Make an exact copy of the data below, leaving out every picture.

========================================

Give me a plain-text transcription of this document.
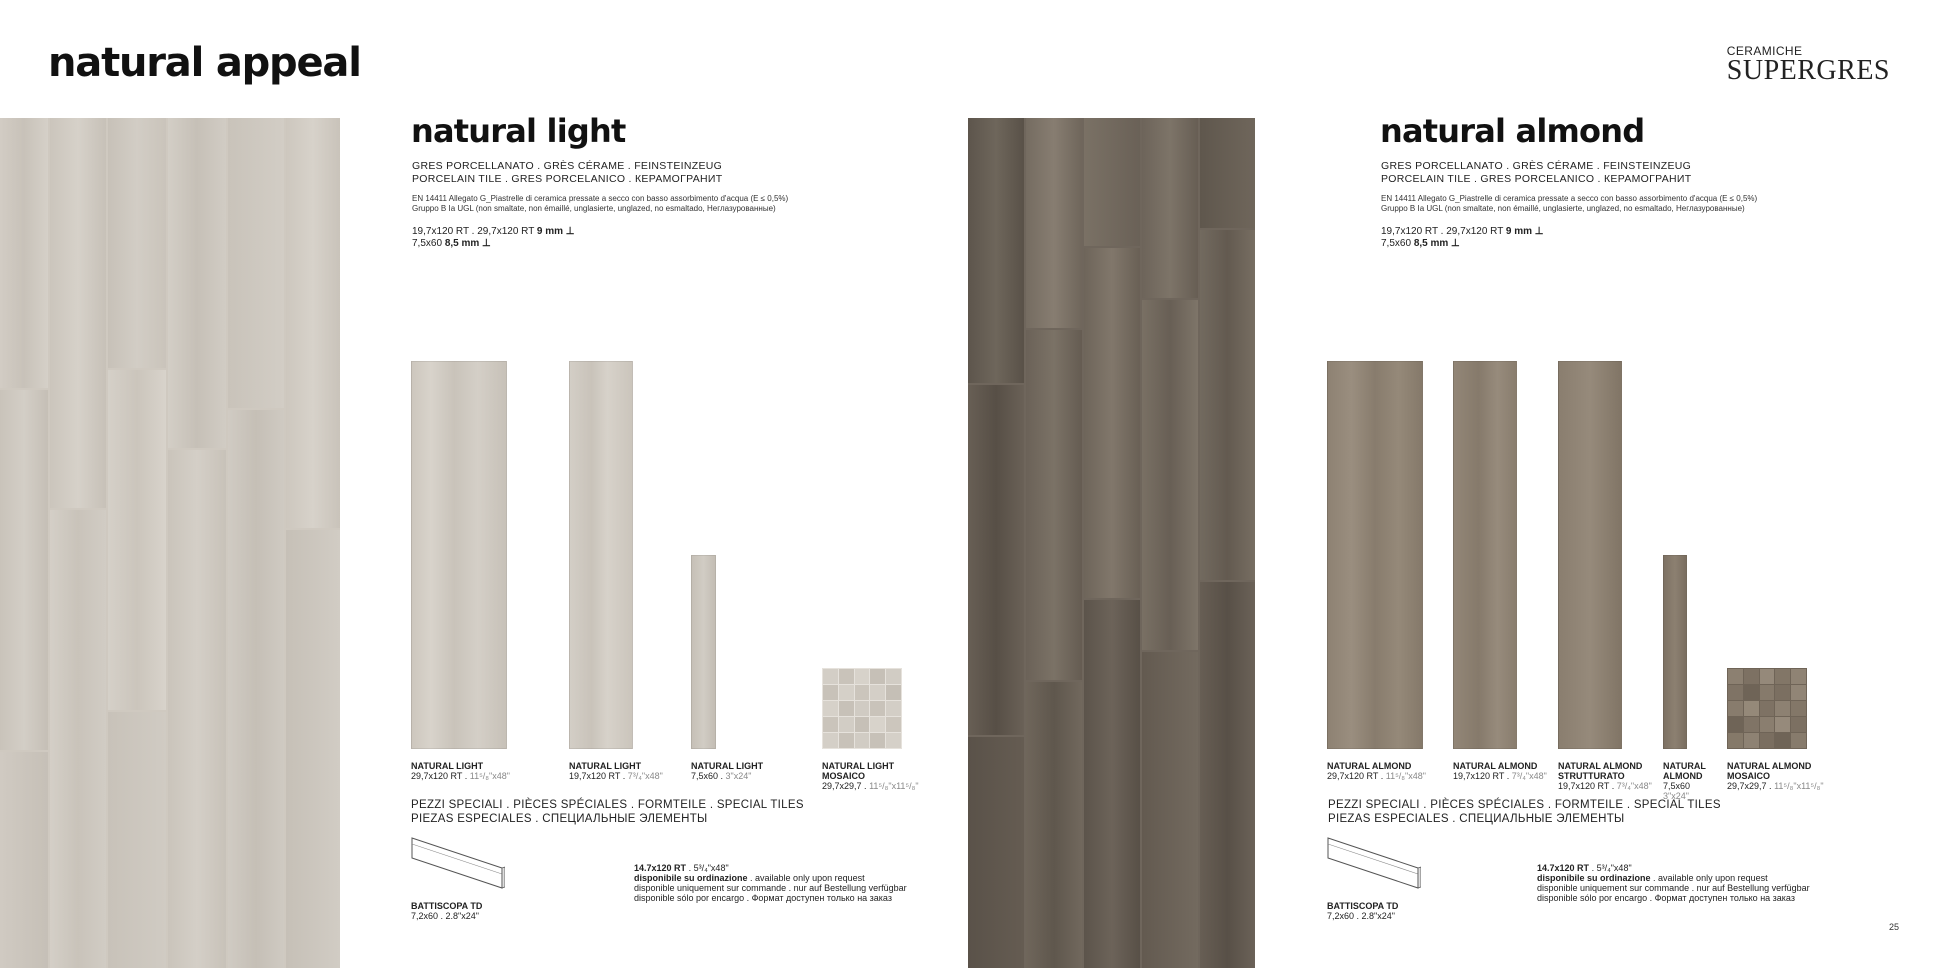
natural appeal	CERAMICHE
SUPERGRES
natural light
GRES PORCELLANATO . GRÈS CÉRAME . FEINSTEINZEUG
PORCELAIN TILE . GRES PORCELANICO . КЕРАМОГРАНИТ
EN 14411 Allegato G_Piastrelle di ceramica pressate a secco con basso assorbimento d'acqua (E ≤ 0,5%)
Gruppo B Ia UGL (non smaltate, non émaillé, unglasierte, unglazed, no esmaltado, Неглазурованные)
19,7x120 RT . 29,7x120 RT 9 mm ⊥
7,5x60 8,5 mm ⊥
NATURAL LIGHT
29,7x120 RT . 11⁵/₈"x48"
NATURAL LIGHT
19,7x120 RT . 7³/₄"x48"
NATURAL LIGHT
7,5x60 . 3"x24"
NATURAL LIGHT
MOSAICO
29,7x29,7 . 11⁵/₈"x11⁵/₈"
PEZZI SPECIALI . PIÈCES SPÉCIALES . FORMTEILE . SPECIAL TILES
PIEZAS ESPECIALES . СПЕЦИАЛЬНЫЕ ЭЛЕМЕНТЫ
BATTISCOPA TD
7,2x60 . 2.8"x24"
14.7x120 RT . 5³/₄"x48"
disponibile su ordinazione . available only upon request
disponible uniquement sur commande . nur auf Bestellung verfügbar
disponible sólo por encargo . Формат доступен только на заказ
natural almond
GRES PORCELLANATO . GRÈS CÉRAME . FEINSTEINZEUG
PORCELAIN TILE . GRES PORCELANICO . КЕРАМОГРАНИТ
EN 14411 Allegato G_Piastrelle di ceramica pressate a secco con basso assorbimento d'acqua (E ≤ 0,5%)
Gruppo B Ia UGL (non smaltate, non émaillé, unglasierte, unglazed, no esmaltado, Неглазурованные)
19,7x120 RT . 29,7x120 RT 9 mm ⊥
7,5x60 8,5 mm ⊥
NATURAL ALMOND
29,7x120 RT . 11⁵/₈"x48"
NATURAL ALMOND
19,7x120 RT . 7³/₄"x48"
NATURAL ALMOND
STRUTTURATO
19,7x120 RT . 7³/₄"x48"
NATURAL
ALMOND
7,5x60
3"x24"
NATURAL ALMOND
MOSAICO
29,7x29,7 . 11⁵/₈"x11⁵/₈"
PEZZI SPECIALI . PIÈCES SPÉCIALES . FORMTEILE . SPECIAL TILES
PIEZAS ESPECIALES . СПЕЦИАЛЬНЫЕ ЭЛЕМЕНТЫ
BATTISCOPA TD
7,2x60 . 2.8"x24"
14.7x120 RT . 5³/₄"x48"
disponibile su ordinazione . available only upon request
disponible uniquement sur commande . nur auf Bestellung verfügbar
disponible sólo por encargo . Формат доступен только на заказ
25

========================================

→ Solved exercise:
Give me a plain-text transcription of this document.
natural appeal	CERAMICHE
SUPERGRES
natural light
GRES PORCELLANATO . GRÈS CÉRAME . FEINSTEINZEUG
PORCELAIN TILE . GRES PORCELANICO . КЕРАМОГРАНИТ
EN 14411 Allegato G_Piastrelle di ceramica pressate a secco con basso assorbimento d'acqua (E ≤ 0,5%)
Gruppo B Ia UGL (non smaltate, non émaillé, unglasierte, unglazed, no esmaltado, Неглазурованные)
19,7x120 RT . 29,7x120 RT 9 mm ⊥
7,5x60 8,5 mm ⊥
NATURAL LIGHT
29,7x120 RT . 11⁵/₈"x48"
NATURAL LIGHT
19,7x120 RT . 7³/₄"x48"
NATURAL LIGHT
7,5x60 . 3"x24"
NATURAL LIGHT
MOSAICO
29,7x29,7 . 11⁵/₈"x11⁵/₈"
PEZZI SPECIALI . PIÈCES SPÉCIALES . FORMTEILE . SPECIAL TILES
PIEZAS ESPECIALES . СПЕЦИАЛЬНЫЕ ЭЛЕМЕНТЫ
BATTISCOPA TD
7,2x60 . 2.8"x24"
14.7x120 RT . 5³/₄"x48"
disponibile su ordinazione . available only upon request
disponible uniquement sur commande . nur auf Bestellung verfügbar
disponible sólo por encargo . Формат доступен только на заказ
natural almond
GRES PORCELLANATO . GRÈS CÉRAME . FEINSTEINZEUG
PORCELAIN TILE . GRES PORCELANICO . КЕРАМОГРАНИТ
EN 14411 Allegato G_Piastrelle di ceramica pressate a secco con basso assorbimento d'acqua (E ≤ 0,5%)
Gruppo B Ia UGL (non smaltate, non émaillé, unglasierte, unglazed, no esmaltado, Неглазурованные)
19,7x120 RT . 29,7x120 RT 9 mm ⊥
7,5x60 8,5 mm ⊥
NATURAL ALMOND
29,7x120 RT . 11⁵/₈"x48"
NATURAL ALMOND
19,7x120 RT . 7³/₄"x48"
NATURAL ALMOND
STRUTTURATO
19,7x120 RT . 7³/₄"x48"
NATURAL
ALMOND
7,5x60
3"x24"
NATURAL ALMOND
MOSAICO
29,7x29,7 . 11⁵/₈"x11⁵/₈"
PEZZI SPECIALI . PIÈCES SPÉCIALES . FORMTEILE . SPECIAL TILES
PIEZAS ESPECIALES . СПЕЦИАЛЬНЫЕ ЭЛЕМЕНТЫ
BATTISCOPA TD
7,2x60 . 2.8"x24"
14.7x120 RT . 5³/₄"x48"
disponibile su ordinazione . available only upon request
disponible uniquement sur commande . nur auf Bestellung verfügbar
disponible sólo por encargo . Формат доступен только на заказ
25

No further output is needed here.